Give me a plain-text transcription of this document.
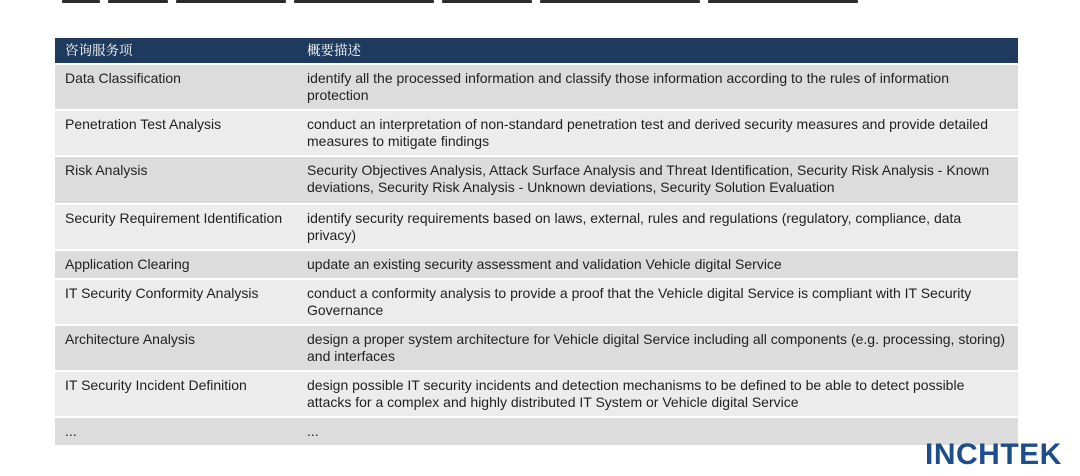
咨询服务项	概要描述
Data Classification	identify all the processed information and classify those information according to the rules of information protection
Penetration Test Analysis	conduct an interpretation of non-standard penetration test and derived security measures and provide detailed measures to mitigate findings
Risk Analysis	Security Objectives Analysis, Attack Surface Analysis and Threat Identification, Security Risk Analysis - Known deviations, Security Risk Analysis - Unknown deviations, Security Solution Evaluation
Security Requirement Identification	identify security requirements based on laws, external, rules and regulations (regulatory, compliance, data privacy)
Application Clearing	update an existing security assessment and validation Vehicle digital Service
IT Security Conformity Analysis	conduct a conformity analysis to provide a proof that the Vehicle digital Service is compliant with IT Security Governance
Architecture Analysis	design a proper system architecture for Vehicle digital Service including all components (e.g. processing, storing) and interfaces
IT Security Incident Definition	design possible IT security incidents and detection mechanisms to be defined to be able to detect possible attacks for a complex and highly distributed IT System or Vehicle digital Service
...	...
INCHTEK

**EXERCISE GOAL:** Copy every record character for character. Skip the pictures.

**COMPLETED TASK:**
Give me a plain-text transcription of this document.
咨询服务项	概要描述
Data Classification	identify all the processed information and classify those information according to the rules of information protection
Penetration Test Analysis	conduct an interpretation of non-standard penetration test and derived security measures and provide detailed measures to mitigate findings
Risk Analysis	Security Objectives Analysis, Attack Surface Analysis and Threat Identification, Security Risk Analysis - Known deviations, Security Risk Analysis - Unknown deviations, Security Solution Evaluation
Security Requirement Identification	identify security requirements based on laws, external, rules and regulations (regulatory, compliance, data privacy)
Application Clearing	update an existing security assessment and validation Vehicle digital Service
IT Security Conformity Analysis	conduct a conformity analysis to provide a proof that the Vehicle digital Service is compliant with IT Security Governance
Architecture Analysis	design a proper system architecture for Vehicle digital Service including all components (e.g. processing, storing) and interfaces
IT Security Incident Definition	design possible IT security incidents and detection mechanisms to be defined to be able to detect possible attacks for a complex and highly distributed IT System or Vehicle digital Service
...	...
INCHTEK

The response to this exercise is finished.